(Task prompt) Take down each entry exactly as written.

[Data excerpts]

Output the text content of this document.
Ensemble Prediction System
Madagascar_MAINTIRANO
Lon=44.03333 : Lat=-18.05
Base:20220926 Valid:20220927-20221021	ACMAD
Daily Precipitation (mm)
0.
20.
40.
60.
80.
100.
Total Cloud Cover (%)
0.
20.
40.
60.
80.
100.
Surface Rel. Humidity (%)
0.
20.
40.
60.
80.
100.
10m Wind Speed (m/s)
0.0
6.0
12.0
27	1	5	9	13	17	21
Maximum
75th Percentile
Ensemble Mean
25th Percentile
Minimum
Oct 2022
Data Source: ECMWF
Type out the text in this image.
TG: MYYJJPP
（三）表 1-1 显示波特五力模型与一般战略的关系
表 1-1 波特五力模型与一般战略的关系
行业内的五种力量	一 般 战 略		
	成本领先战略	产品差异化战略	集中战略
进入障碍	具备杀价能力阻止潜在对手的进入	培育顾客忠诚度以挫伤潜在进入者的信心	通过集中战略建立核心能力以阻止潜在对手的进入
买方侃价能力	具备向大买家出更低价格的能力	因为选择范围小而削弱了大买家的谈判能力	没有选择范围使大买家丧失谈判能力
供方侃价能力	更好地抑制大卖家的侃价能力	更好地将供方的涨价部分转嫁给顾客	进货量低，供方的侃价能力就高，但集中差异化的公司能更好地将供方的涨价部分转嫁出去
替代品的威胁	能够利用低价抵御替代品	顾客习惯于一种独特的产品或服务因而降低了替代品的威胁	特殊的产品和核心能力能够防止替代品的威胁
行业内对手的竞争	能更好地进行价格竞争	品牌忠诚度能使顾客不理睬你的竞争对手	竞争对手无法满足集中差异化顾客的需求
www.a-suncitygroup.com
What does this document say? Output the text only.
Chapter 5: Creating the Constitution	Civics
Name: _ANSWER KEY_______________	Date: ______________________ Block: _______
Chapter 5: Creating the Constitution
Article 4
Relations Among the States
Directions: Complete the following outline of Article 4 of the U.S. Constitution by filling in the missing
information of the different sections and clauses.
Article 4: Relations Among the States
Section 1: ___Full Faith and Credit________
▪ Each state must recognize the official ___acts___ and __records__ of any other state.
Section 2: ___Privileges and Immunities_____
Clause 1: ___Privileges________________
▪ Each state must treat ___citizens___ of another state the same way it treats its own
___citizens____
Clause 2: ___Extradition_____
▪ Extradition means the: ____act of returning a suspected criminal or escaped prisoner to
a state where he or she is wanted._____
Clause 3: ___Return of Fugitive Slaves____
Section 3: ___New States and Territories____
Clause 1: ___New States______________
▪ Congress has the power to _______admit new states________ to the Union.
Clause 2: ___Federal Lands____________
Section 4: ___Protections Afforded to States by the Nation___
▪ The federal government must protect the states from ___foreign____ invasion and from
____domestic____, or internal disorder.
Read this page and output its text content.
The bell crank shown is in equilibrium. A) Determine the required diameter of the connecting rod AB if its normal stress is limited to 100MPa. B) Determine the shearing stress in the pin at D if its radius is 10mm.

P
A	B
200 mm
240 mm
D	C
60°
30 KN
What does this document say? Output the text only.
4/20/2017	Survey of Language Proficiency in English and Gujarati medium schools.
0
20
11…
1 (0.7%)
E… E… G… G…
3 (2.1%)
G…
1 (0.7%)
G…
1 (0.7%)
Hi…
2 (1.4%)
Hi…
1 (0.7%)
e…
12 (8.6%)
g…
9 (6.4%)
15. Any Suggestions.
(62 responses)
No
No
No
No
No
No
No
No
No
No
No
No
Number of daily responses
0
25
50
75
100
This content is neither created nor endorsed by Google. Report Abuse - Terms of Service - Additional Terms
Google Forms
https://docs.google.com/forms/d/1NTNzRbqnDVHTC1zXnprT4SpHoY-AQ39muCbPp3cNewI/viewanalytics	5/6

(Exercise output)
Output the text content of this document.
Ensemble Prediction System
Madagascar_MAINTIRANO
Lon=44.03333 : Lat=-18.05
Base:20220926 Valid:20220927-20221021	ACMAD
Daily Precipitation (mm)
0.
20.
40.
60.
80.
100.
Total Cloud Cover (%)
0.
20.
40.
60.
80.
100.
Surface Rel. Humidity (%)
0.
20.
40.
60.
80.
100.
10m Wind Speed (m/s)
0.0
6.0
12.0
27	1	5	9	13	17	21
Maximum
75th Percentile
Ensemble Mean
25th Percentile
Minimum
Oct 2022
Data Source: ECMWF
Type out the text in this image.
TG: MYYJJPP
（三）表 1-1 显示波特五力模型与一般战略的关系
表 1-1 波特五力模型与一般战略的关系
行业内的五种力量	一 般 战 略		
	成本领先战略	产品差异化战略	集中战略
进入障碍	具备杀价能力阻止潜在对手的进入	培育顾客忠诚度以挫伤潜在进入者的信心	通过集中战略建立核心能力以阻止潜在对手的进入
买方侃价能力	具备向大买家出更低价格的能力	因为选择范围小而削弱了大买家的谈判能力	没有选择范围使大买家丧失谈判能力
供方侃价能力	更好地抑制大卖家的侃价能力	更好地将供方的涨价部分转嫁给顾客	进货量低，供方的侃价能力就高，但集中差异化的公司能更好地将供方的涨价部分转嫁出去
替代品的威胁	能够利用低价抵御替代品	顾客习惯于一种独特的产品或服务因而降低了替代品的威胁	特殊的产品和核心能力能够防止替代品的威胁
行业内对手的竞争	能更好地进行价格竞争	品牌忠诚度能使顾客不理睬你的竞争对手	竞争对手无法满足集中差异化顾客的需求
www.a-suncitygroup.com
What does this document say? Output the text only.
Chapter 5: Creating the Constitution	Civics
Name: _ANSWER KEY_______________	Date: ______________________ Block: _______
Chapter 5: Creating the Constitution
Article 4
Relations Among the States
Directions: Complete the following outline of Article 4 of the U.S. Constitution by filling in the missing
information of the different sections and clauses.
Article 4: Relations Among the States
Section 1: ___Full Faith and Credit________
▪ Each state must recognize the official ___acts___ and __records__ of any other state.
Section 2: ___Privileges and Immunities_____
Clause 1: ___Privileges________________
▪ Each state must treat ___citizens___ of another state the same way it treats its own
___citizens____
Clause 2: ___Extradition_____
▪ Extradition means the: ____act of returning a suspected criminal or escaped prisoner to
a state where he or she is wanted._____
Clause 3: ___Return of Fugitive Slaves____
Section 3: ___New States and Territories____
Clause 1: ___New States______________
▪ Congress has the power to _______admit new states________ to the Union.
Clause 2: ___Federal Lands____________
Section 4: ___Protections Afforded to States by the Nation___
▪ The federal government must protect the states from ___foreign____ invasion and from
____domestic____, or internal disorder.
Read this page and output its text content.
The bell crank shown is in equilibrium. A) Determine the required diameter of the connecting rod AB if its normal stress is limited to 100MPa. B) Determine the shearing stress in the pin at D if its radius is 10mm.

P
A	B
200 mm
240 mm
D	C
60°
30 KN
What does this document say? Output the text only.
4/20/2017	Survey of Language Proficiency in English and Gujarati medium schools.
0
20
11…
1 (0.7%)
E… E… G… G…
3 (2.1%)
G…
1 (0.7%)
G…
1 (0.7%)
Hi…
2 (1.4%)
Hi…
1 (0.7%)
e…
12 (8.6%)
g…
9 (6.4%)
15. Any Suggestions.
(62 responses)
No
No
No
No
No
No
No
No
No
No
No
No
Number of daily responses
0
25
50
75
100
This content is neither created nor endorsed by Google. Report Abuse - Terms of Service - Additional Terms
Google Forms
https://docs.google.com/forms/d/1NTNzRbqnDVHTC1zXnprT4SpHoY-AQ39muCbPp3cNewI/viewanalytics	5/6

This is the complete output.